> _Task prompt_: Check every line below for the string "通过访谈和对比的方式", and copy the lines that contain it.

> _Supplied information_:
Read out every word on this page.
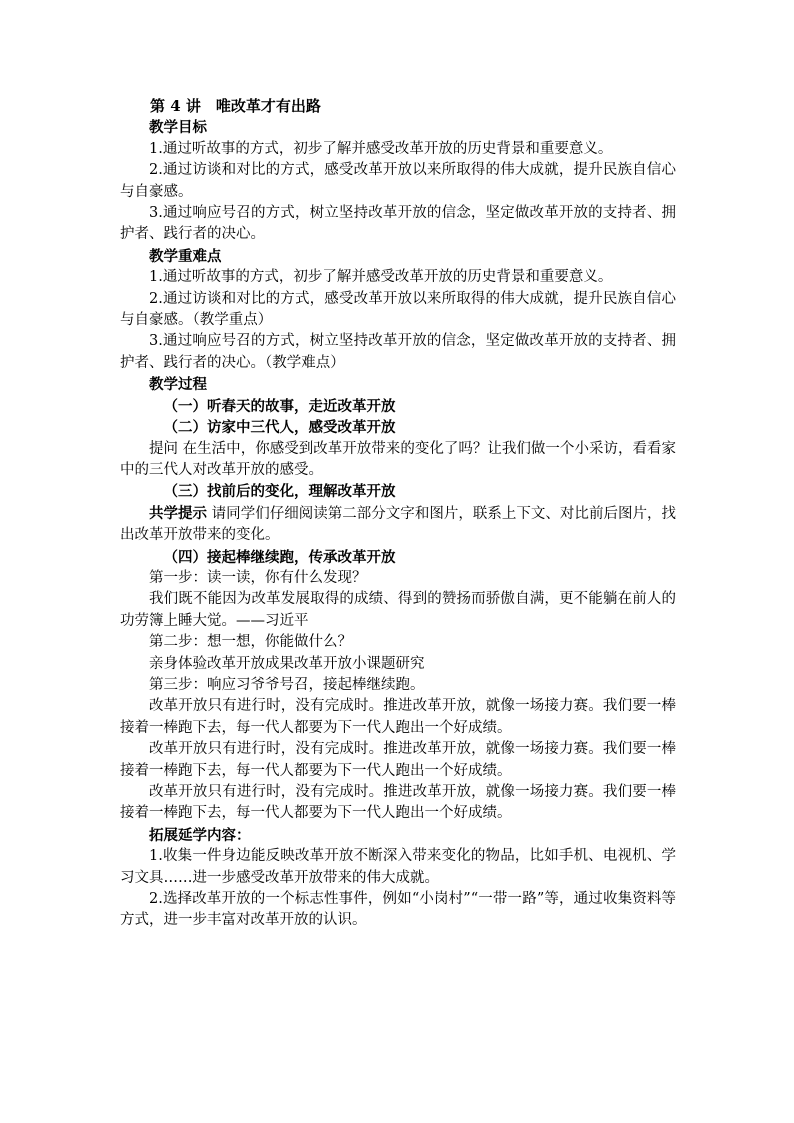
第 4 讲　唯改革才有出路

教学目标

1.通过听故事的方式，初步了解并感受改革开放的历史背景和重要意义。

2.通过访谈和对比的方式，感受改革开放以来所取得的伟大成就，提升民族自信心与自豪感。

3.通过响应号召的方式，树立坚持改革开放的信念，坚定做改革开放的支持者、拥护者、践行者的决心。

教学重难点

1.通过听故事的方式，初步了解并感受改革开放的历史背景和重要意义。

2.通过访谈和对比的方式，感受改革开放以来所取得的伟大成就，提升民族自信心与自豪感。（教学重点）

3.通过响应号召的方式，树立坚持改革开放的信念，坚定做改革开放的支持者、拥护者、践行者的决心。（教学难点）

教学过程

（一）听春天的故事，走近改革开放

（二）访家中三代人，感受改革开放

提问 在生活中，你感受到改革开放带来的变化了吗？让我们做一个小采访，看看家中的三代人对改革开放的感受。

（三）找前后的变化，理解改革开放

共学提示 请同学们仔细阅读第二部分文字和图片，联系上下文、对比前后图片，找出改革开放带来的变化。

（四）接起棒继续跑，传承改革开放

第一步：读一读，你有什么发现？

我们既不能因为改革发展取得的成绩、得到的赞扬而骄傲自满，更不能躺在前人的功劳簿上睡大觉。——习近平

第二步：想一想，你能做什么？

亲身体验改革开放成果改革开放小课题研究

第三步：响应习爷爷号召，接起棒继续跑。

改革开放只有进行时，没有完成时。推进改革开放，就像一场接力赛。我们要一棒接着一棒跑下去，每一代人都要为下一代人跑出一个好成绩。

改革开放只有进行时，没有完成时。推进改革开放，就像一场接力赛。我们要一棒接着一棒跑下去，每一代人都要为下一代人跑出一个好成绩。

改革开放只有进行时，没有完成时。推进改革开放，就像一场接力赛。我们要一棒接着一棒跑下去，每一代人都要为下一代人跑出一个好成绩。

拓展延学内容：

1.收集一件身边能反映改革开放不断深入带来变化的物品，比如手机、电视机、学习文具……进一步感受改革开放带来的伟大成就。

2.选择改革开放的一个标志性事件，例如“小岗村”“一带一路”等，通过收集资料等方式，进一步丰富对改革开放的认识。
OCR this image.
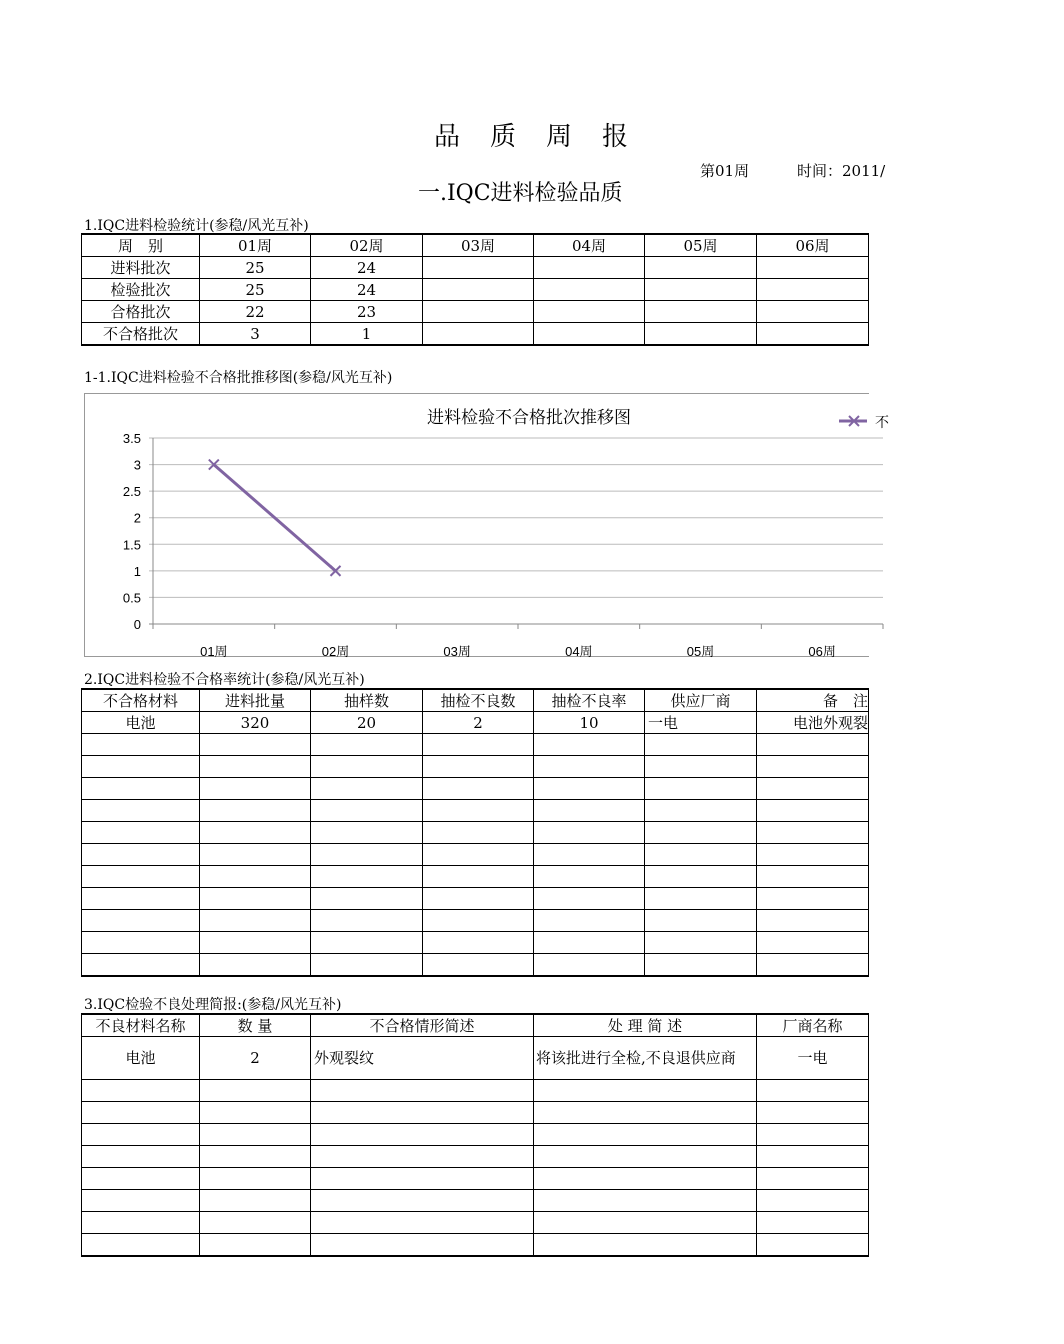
品　质　周　报
第01周	时间：2011/
一.IQC进料检验品质
1.IQC进料检验统计(参稳/风光互补)
周　别	01周	02周	03周	04周	05周	06周
进料批次	25	24				
检验批次	25	24				
合格批次	22	23				
不合格批次	3	1				
1-1.IQC进料检验不合格批推移图(参稳/风光互补)
进料检验不合格批次推移图
0
0.5
1
1.5
2
2.5
3
3.5
01周	02周	03周	04周	05周	06周
不
2.IQC进料检验不合格率统计(参稳/风光互补)
不合格材料	进料批量	抽样数	抽检不良数	抽检不良率	供应厂商	备　注
电池	320	20	2	10	一电	电池外观裂

3.IQC检验不良处理简报:(参稳/风光互补)
不良材料名称	数 量	不合格情形简述	处 理 简 述	厂商名称
电池	2	外观裂纹	将该批进行全检,不良退供应商	一电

> _Exercise result_:
2.通过访谈和对比的方式，感受改革开放以来所取得的伟大成就，提升民族自信心与自豪感。
2.通过访谈和对比的方式，感受改革开放以来所取得的伟大成就，提升民族自信心与自豪感。（教学重点）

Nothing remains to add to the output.